OBJECTIVE:
Review the listing and copy each line that holds the word "noch".

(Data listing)
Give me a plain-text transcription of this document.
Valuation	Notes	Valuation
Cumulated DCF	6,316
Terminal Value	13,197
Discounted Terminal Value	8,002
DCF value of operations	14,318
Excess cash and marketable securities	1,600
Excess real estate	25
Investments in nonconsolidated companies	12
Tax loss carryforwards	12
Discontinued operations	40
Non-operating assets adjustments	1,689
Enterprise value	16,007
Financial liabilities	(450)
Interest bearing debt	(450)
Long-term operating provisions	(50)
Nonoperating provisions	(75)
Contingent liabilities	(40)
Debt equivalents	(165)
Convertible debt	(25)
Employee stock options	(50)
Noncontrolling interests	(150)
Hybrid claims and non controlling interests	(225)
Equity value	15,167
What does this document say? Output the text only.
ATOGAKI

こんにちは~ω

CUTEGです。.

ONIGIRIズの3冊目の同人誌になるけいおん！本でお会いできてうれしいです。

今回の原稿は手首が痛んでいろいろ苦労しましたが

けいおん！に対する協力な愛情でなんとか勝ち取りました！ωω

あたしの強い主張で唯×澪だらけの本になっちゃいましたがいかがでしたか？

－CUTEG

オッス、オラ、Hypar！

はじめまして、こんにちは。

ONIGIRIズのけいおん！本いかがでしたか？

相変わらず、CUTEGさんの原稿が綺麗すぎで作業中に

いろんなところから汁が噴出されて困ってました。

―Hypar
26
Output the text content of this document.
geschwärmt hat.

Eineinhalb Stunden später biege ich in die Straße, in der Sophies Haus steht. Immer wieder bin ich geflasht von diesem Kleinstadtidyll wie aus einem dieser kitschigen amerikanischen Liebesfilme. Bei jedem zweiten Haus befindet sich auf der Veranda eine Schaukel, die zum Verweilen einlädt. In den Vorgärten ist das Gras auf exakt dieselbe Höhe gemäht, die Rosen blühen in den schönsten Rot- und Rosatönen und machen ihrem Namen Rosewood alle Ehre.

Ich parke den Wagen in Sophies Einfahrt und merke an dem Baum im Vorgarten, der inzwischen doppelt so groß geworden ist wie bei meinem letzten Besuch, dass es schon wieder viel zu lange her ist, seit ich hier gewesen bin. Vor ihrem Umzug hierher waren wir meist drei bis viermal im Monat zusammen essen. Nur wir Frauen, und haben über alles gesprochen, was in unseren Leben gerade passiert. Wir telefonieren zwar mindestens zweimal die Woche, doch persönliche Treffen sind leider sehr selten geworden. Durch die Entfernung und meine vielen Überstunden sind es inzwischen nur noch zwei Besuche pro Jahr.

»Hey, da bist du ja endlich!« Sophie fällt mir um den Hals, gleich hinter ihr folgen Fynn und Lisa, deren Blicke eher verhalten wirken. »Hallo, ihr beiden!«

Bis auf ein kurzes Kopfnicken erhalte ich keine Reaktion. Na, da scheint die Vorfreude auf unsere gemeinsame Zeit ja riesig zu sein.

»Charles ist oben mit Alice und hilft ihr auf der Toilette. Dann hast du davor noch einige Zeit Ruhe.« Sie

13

WRITTEN ANSWER:
Ich parke den Wagen in Sophies Einfahrt und merke an dem Baum im Vorgarten, der inzwischen doppelt so groß geworden ist wie bei meinem letzten Besuch, dass es schon wieder viel zu lange her ist, seit ich hier gewesen bin. Vor ihrem Umzug hierher waren wir meist drei bis viermal im Monat zusammen essen. Nur wir Frauen, und haben über alles gesprochen, was in unseren Leben gerade passiert. Wir telefonieren zwar mindestens zweimal die Woche, doch persönliche Treffen sind leider sehr selten geworden. Durch die Entfernung und meine vielen Überstunden sind es inzwischen nur noch zwei Besuche pro Jahr.
»Charles ist oben mit Alice und hilft ihr auf der Toilette. Dann hast du davor noch einige Zeit Ruhe.« Sie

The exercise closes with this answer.